** Your task **
Pull out every line below holding the word "Output".
***
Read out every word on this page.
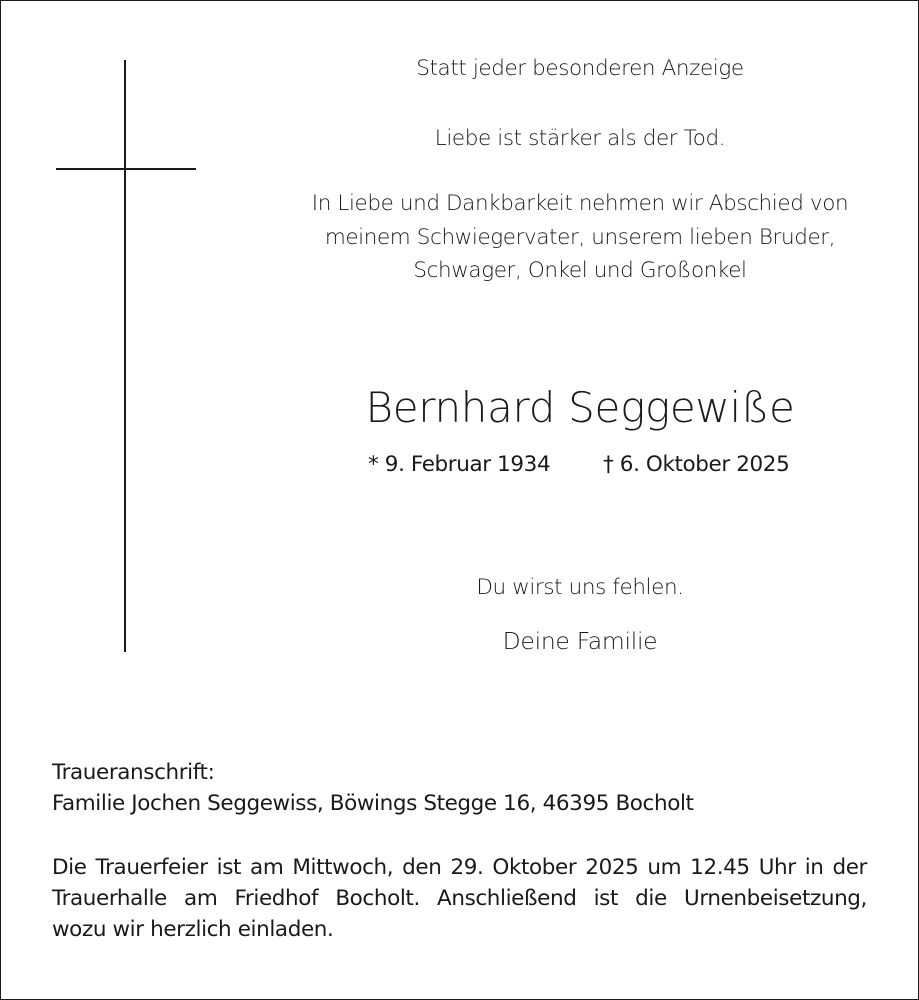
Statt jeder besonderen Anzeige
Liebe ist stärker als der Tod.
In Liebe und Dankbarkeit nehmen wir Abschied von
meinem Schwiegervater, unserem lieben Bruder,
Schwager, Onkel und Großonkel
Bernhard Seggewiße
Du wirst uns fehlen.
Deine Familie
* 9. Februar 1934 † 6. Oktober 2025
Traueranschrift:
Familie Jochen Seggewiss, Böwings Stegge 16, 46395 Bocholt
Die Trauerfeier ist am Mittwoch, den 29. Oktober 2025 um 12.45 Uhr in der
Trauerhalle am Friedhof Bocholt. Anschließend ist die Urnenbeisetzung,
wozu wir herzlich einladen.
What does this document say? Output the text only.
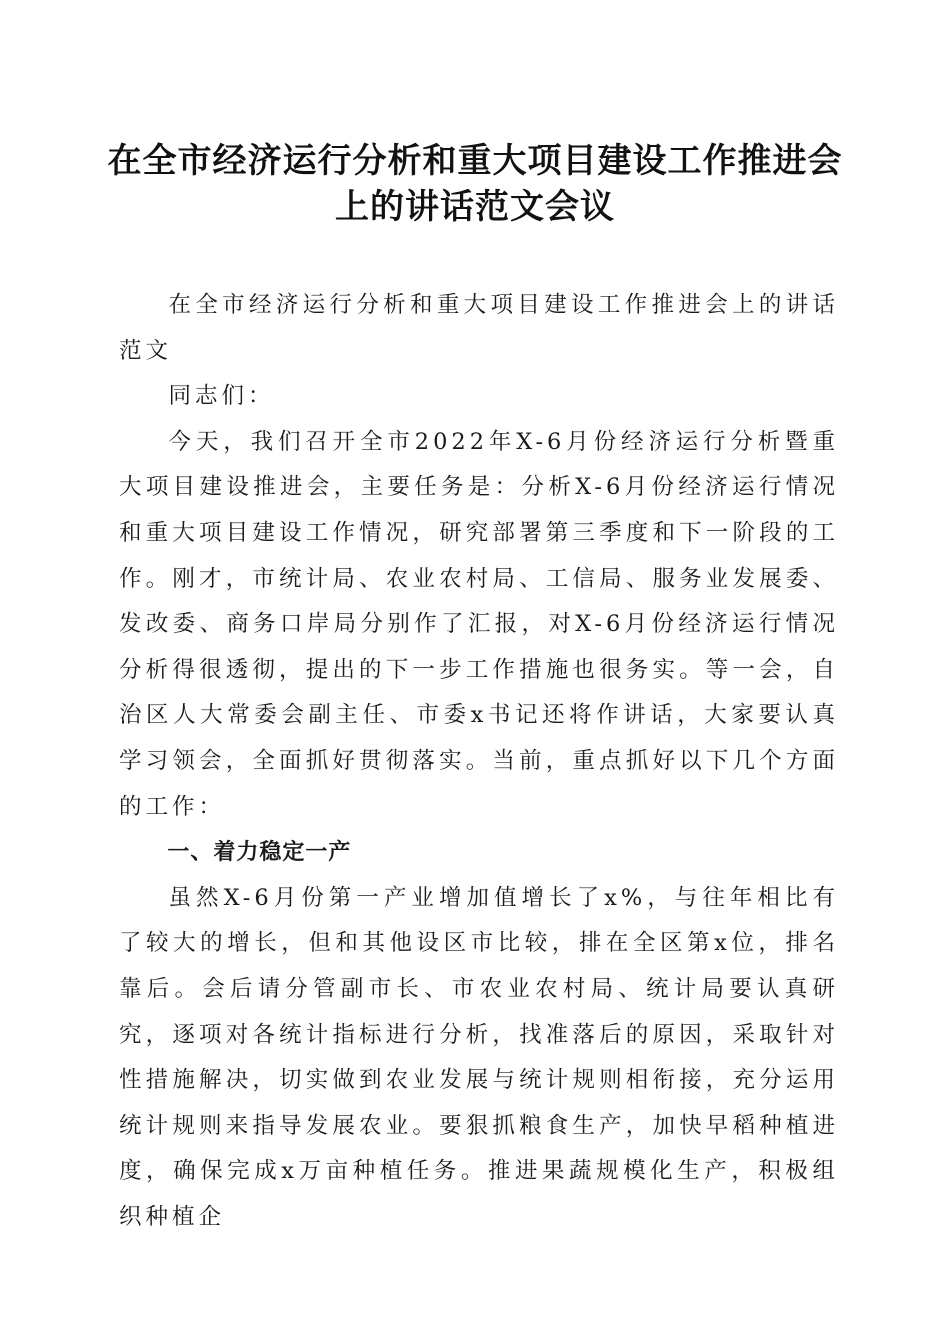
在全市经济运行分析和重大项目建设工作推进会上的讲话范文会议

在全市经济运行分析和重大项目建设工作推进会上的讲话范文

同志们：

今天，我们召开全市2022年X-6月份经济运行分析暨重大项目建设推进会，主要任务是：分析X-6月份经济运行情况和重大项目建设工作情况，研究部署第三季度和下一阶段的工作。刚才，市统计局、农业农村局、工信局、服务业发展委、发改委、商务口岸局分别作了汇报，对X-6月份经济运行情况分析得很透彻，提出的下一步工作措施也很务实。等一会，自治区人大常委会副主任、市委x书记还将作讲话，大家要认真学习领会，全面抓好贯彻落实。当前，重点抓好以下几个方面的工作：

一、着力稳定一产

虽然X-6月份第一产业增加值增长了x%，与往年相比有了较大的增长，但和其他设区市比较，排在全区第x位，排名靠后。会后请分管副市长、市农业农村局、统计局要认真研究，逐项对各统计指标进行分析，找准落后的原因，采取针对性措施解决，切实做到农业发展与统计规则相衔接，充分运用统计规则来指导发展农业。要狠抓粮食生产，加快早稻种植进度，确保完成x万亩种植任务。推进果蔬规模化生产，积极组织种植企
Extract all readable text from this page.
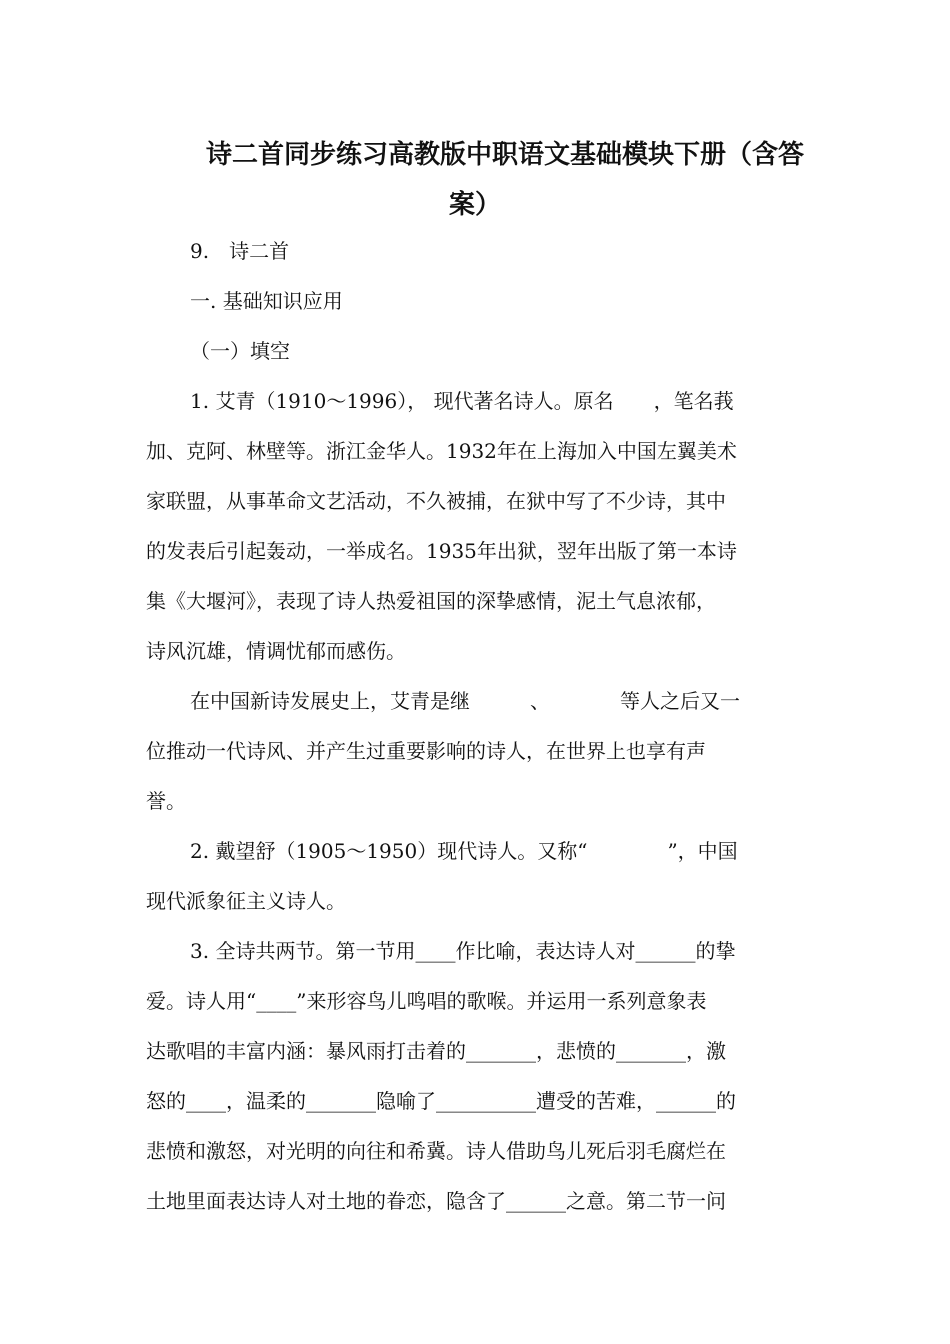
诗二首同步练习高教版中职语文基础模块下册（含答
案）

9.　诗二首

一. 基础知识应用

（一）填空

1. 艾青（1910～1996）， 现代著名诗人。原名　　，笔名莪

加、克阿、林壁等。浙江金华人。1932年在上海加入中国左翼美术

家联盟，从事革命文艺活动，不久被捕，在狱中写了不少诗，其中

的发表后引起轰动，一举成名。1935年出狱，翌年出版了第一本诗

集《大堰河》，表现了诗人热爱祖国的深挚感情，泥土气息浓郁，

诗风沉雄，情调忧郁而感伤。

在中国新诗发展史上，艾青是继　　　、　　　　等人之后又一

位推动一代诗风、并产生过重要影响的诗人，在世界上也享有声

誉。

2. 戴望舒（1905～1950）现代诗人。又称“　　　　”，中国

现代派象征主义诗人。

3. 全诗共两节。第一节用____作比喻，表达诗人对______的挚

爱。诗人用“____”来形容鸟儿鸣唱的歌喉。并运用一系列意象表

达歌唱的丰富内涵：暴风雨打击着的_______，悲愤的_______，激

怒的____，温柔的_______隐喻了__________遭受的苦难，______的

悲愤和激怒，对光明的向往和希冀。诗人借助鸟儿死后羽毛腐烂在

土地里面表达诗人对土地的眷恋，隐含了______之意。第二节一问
***
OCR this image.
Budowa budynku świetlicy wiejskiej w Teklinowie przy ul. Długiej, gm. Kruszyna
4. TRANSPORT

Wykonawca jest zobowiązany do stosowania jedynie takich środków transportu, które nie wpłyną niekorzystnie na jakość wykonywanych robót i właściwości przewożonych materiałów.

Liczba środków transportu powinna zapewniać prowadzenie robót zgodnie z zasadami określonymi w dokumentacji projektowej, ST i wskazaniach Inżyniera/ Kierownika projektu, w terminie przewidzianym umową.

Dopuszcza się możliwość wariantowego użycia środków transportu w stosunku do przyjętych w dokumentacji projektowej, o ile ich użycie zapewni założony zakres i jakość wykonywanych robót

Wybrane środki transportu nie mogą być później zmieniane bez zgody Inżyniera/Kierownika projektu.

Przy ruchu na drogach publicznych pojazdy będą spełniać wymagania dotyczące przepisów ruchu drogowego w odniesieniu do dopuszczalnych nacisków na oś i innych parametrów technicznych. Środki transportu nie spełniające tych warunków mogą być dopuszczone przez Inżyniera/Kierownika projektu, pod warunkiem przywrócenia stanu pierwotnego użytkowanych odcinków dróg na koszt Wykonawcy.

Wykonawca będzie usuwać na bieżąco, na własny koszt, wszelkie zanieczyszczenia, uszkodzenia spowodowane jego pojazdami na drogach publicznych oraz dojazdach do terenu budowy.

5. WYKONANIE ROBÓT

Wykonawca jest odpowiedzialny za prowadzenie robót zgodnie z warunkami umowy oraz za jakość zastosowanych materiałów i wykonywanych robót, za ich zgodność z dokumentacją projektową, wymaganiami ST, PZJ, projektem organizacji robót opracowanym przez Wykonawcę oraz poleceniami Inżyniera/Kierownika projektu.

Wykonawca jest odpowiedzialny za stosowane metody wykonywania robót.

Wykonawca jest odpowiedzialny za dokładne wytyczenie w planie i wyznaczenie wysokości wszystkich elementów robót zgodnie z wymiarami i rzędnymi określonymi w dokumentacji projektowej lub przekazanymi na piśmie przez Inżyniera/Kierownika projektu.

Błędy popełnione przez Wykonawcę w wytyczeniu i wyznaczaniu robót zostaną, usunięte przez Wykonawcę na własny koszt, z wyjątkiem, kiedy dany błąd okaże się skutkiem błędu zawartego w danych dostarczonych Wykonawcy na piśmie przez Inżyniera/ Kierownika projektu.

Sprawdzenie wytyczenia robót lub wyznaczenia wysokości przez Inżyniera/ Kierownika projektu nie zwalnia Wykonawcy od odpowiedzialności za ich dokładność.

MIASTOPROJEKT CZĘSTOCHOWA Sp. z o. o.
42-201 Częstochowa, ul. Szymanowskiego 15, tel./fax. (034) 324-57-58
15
***
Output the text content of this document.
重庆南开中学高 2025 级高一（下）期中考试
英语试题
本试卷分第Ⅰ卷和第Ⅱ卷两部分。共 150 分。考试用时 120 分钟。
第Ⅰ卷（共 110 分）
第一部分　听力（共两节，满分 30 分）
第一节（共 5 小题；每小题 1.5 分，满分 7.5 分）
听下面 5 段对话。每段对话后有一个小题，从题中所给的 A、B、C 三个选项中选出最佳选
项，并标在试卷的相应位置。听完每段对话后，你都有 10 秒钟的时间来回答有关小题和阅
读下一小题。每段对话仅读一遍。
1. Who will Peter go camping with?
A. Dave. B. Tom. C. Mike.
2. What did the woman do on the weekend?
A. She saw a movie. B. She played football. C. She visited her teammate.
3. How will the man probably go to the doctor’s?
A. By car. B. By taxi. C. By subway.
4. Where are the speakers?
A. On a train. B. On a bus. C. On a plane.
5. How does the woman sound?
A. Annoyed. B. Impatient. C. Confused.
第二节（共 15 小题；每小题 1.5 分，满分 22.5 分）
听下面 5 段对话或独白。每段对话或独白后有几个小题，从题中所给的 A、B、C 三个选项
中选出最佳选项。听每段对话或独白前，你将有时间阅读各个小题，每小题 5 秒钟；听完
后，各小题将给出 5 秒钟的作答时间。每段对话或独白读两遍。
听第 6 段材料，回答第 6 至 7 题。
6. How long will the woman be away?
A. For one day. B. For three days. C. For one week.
***
** Final result **
What does this document say? Output the text only.
Output the text content of this document.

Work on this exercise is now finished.